- [Given instruction]
Return all lines where the word "from" can be found.
* start Dataset excerpts *
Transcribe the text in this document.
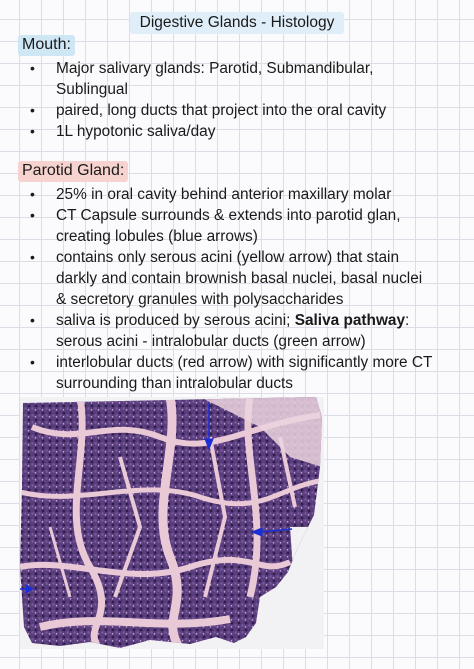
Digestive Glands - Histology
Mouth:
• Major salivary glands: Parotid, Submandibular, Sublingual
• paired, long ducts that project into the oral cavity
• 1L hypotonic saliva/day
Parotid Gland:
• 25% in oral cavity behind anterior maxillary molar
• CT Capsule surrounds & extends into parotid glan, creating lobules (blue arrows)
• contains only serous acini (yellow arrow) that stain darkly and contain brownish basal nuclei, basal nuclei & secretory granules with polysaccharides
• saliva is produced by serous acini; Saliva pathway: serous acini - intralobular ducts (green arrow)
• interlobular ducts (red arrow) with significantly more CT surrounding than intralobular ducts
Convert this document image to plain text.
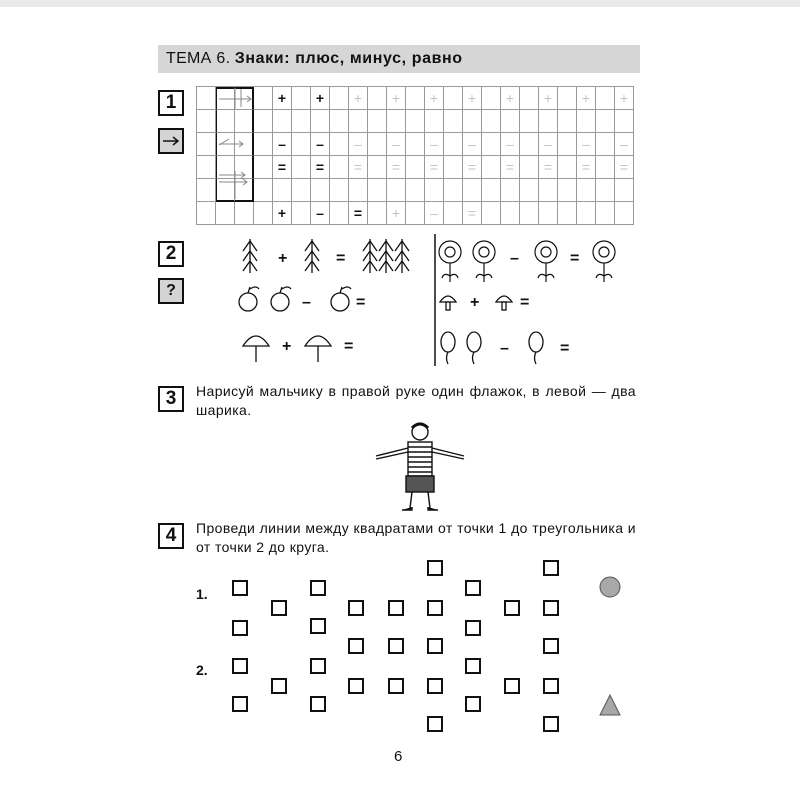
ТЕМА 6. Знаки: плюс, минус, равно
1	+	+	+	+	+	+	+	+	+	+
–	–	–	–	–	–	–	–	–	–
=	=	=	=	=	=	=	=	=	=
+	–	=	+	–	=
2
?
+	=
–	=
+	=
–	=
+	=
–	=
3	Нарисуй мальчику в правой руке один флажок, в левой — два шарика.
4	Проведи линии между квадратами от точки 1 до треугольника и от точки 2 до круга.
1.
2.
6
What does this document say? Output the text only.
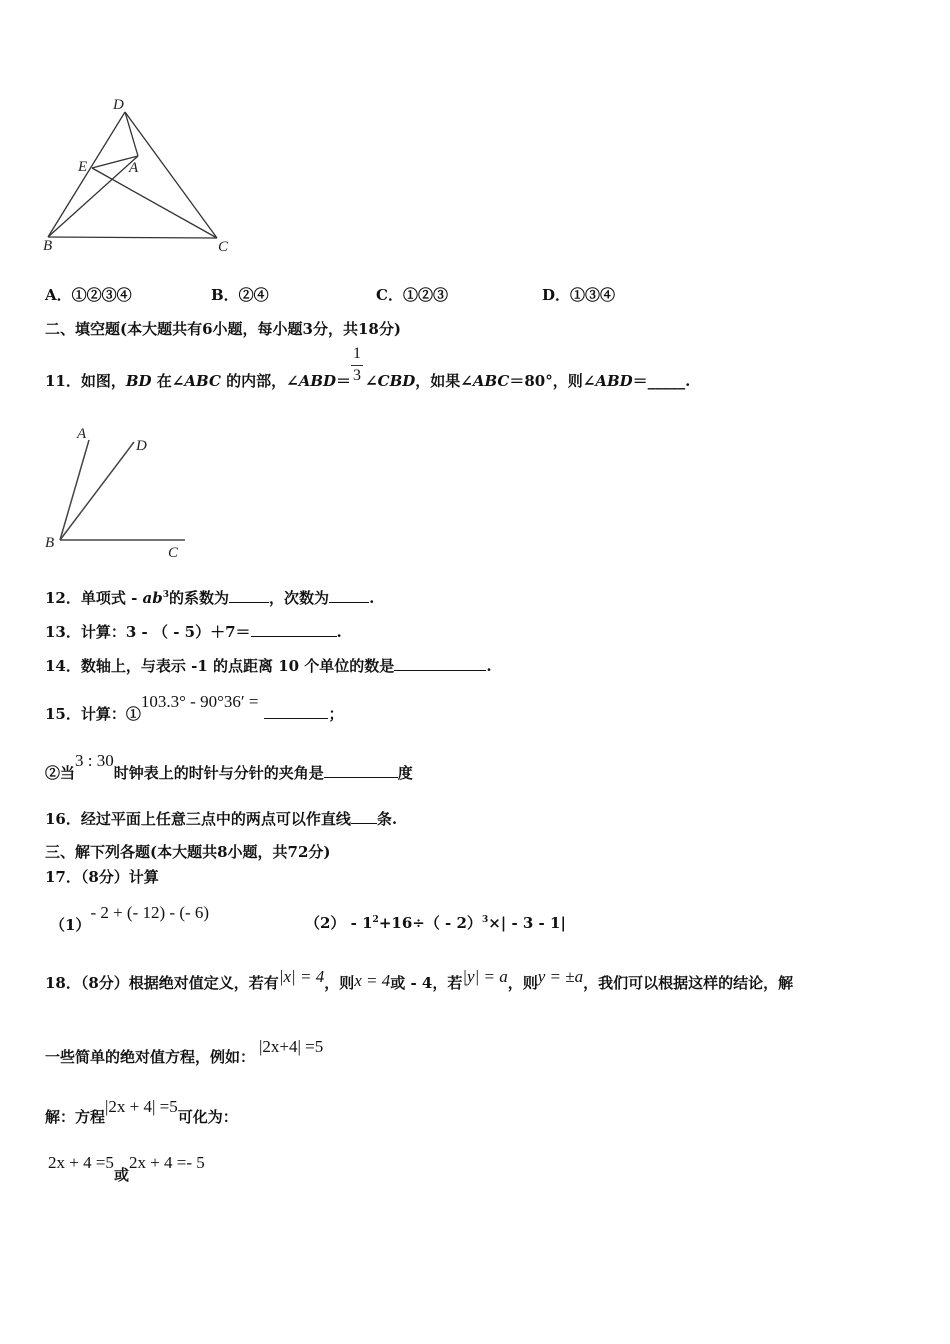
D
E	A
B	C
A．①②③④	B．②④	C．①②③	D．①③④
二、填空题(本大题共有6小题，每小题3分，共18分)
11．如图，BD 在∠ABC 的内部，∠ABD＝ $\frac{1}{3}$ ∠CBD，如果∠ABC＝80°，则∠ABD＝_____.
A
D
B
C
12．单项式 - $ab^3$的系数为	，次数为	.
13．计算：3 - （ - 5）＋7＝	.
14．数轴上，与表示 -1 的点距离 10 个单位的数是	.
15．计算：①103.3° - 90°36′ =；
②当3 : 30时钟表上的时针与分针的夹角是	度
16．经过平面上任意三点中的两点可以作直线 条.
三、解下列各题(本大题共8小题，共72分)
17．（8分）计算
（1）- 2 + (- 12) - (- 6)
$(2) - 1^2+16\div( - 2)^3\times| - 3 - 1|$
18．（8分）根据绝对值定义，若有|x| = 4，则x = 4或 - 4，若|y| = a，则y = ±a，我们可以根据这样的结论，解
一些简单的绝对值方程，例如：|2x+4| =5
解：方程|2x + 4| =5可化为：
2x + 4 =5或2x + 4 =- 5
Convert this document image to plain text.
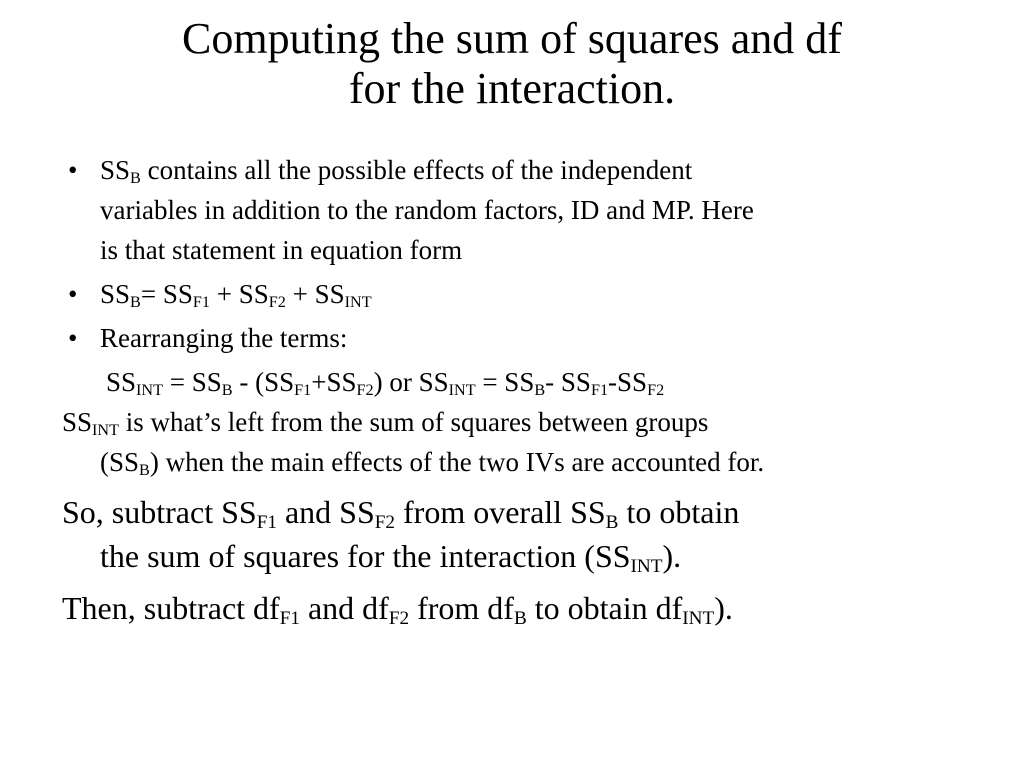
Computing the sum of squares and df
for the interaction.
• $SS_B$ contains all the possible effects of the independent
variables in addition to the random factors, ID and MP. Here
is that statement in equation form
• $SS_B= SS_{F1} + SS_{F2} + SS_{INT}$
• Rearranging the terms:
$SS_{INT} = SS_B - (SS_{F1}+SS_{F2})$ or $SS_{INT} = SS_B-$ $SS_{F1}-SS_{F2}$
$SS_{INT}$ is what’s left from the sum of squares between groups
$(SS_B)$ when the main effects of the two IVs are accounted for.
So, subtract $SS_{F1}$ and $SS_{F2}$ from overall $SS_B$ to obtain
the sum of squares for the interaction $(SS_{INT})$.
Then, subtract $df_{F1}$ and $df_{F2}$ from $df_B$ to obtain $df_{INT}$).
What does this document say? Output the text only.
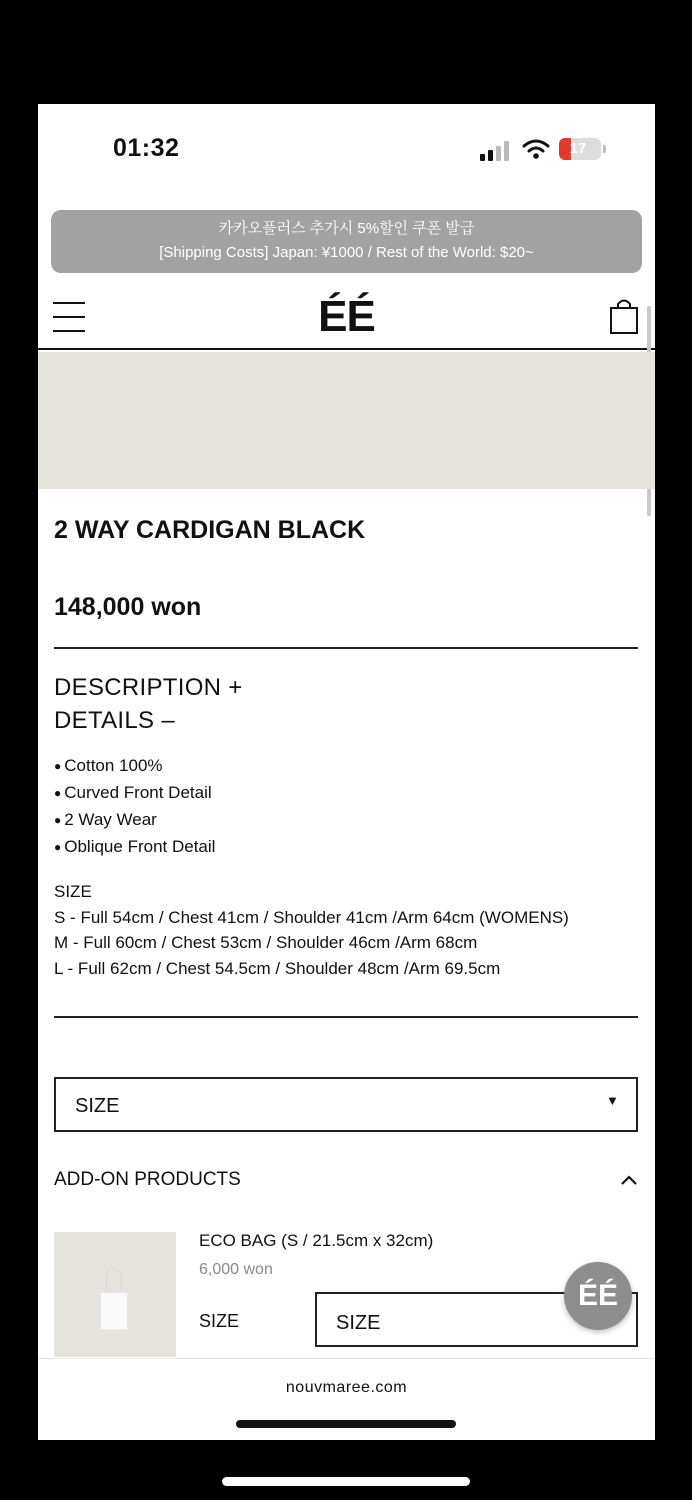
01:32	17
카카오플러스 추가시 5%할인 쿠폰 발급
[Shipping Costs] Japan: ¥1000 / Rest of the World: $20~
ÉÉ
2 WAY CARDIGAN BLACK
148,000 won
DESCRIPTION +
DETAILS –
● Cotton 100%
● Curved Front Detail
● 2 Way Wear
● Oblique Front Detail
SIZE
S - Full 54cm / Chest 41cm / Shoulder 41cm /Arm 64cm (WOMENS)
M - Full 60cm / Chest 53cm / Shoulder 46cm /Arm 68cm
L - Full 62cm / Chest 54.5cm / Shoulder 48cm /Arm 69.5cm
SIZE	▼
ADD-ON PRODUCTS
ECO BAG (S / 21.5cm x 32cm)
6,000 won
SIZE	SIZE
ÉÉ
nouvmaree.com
* end Dataset excerpts *
- [The solution]
$SS_{INT}$ is what’s left from the sum of squares between groups
So, subtract $SS_{F1}$ and $SS_{F2}$ from overall $SS_B$ to obtain
Then, subtract $df_{F1}$ and $df_{F2}$ from $df_B$ to obtain $df_{INT}$).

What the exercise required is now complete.